Task: Each line containing the word "Complete" should be found and copied.

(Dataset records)

#####

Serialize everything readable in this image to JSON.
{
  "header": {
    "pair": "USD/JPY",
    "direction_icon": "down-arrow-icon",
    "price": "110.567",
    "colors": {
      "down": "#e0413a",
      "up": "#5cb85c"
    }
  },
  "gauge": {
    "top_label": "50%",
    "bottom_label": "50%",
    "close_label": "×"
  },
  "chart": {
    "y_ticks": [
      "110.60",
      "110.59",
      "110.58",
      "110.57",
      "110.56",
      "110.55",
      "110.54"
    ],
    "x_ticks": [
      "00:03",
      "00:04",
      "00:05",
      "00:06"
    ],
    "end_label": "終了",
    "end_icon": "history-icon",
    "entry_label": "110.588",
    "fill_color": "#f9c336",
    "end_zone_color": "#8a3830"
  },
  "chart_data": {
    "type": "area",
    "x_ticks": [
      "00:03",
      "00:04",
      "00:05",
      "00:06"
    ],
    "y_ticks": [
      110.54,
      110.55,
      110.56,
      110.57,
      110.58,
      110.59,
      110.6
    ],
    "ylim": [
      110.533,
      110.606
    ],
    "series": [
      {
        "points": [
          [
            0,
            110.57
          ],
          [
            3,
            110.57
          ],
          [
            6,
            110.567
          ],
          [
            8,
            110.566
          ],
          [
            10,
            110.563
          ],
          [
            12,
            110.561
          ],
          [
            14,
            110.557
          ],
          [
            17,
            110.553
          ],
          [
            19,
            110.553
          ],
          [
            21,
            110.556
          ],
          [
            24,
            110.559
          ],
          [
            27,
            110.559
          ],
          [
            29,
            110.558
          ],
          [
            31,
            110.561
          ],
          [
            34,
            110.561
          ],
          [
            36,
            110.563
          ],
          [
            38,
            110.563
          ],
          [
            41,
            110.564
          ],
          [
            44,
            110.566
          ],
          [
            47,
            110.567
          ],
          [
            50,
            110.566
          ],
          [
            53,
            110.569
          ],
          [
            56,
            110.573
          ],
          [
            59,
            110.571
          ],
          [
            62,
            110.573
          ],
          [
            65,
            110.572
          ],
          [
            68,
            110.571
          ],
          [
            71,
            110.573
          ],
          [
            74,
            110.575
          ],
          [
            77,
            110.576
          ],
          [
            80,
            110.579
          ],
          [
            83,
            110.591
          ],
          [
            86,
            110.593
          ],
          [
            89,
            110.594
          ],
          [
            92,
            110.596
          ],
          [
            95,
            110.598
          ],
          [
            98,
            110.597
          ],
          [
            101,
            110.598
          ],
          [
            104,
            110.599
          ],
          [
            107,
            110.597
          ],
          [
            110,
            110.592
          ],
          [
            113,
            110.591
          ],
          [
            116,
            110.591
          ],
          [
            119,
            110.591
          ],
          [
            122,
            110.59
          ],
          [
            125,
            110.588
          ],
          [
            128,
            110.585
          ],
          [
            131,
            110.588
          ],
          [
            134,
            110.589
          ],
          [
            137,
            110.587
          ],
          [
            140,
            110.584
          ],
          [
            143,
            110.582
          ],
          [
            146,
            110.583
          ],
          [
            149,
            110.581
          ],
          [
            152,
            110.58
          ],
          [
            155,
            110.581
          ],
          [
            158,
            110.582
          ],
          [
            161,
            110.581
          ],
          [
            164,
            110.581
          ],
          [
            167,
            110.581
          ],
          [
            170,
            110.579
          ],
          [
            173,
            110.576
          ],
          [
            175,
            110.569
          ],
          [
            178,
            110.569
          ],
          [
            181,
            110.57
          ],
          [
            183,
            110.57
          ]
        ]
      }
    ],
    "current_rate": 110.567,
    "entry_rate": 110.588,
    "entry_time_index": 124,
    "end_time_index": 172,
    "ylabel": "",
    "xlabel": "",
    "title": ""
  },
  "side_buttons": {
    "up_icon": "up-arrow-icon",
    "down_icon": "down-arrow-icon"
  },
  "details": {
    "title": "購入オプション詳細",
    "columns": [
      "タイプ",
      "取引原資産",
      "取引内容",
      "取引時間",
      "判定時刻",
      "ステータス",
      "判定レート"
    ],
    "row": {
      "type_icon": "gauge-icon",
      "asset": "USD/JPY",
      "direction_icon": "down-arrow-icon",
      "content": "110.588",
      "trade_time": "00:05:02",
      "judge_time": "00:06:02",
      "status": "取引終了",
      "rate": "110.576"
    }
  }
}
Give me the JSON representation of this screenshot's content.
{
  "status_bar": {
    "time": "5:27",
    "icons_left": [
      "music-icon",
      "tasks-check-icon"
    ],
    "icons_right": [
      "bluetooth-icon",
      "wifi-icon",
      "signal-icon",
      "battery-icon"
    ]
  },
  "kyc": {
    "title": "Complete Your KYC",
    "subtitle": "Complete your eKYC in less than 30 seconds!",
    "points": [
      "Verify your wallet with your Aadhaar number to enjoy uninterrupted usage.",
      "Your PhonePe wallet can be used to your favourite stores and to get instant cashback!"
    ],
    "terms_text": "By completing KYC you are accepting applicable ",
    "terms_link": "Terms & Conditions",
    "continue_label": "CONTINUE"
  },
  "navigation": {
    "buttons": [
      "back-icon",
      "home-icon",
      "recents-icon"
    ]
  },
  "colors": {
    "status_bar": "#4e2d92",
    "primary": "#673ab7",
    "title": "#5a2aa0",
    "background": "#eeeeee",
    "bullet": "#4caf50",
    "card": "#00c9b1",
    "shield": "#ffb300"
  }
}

#####

Correct answer:
    "title": "Complete Your KYC",
    "subtitle": "Complete your eKYC in less than 30 seconds!",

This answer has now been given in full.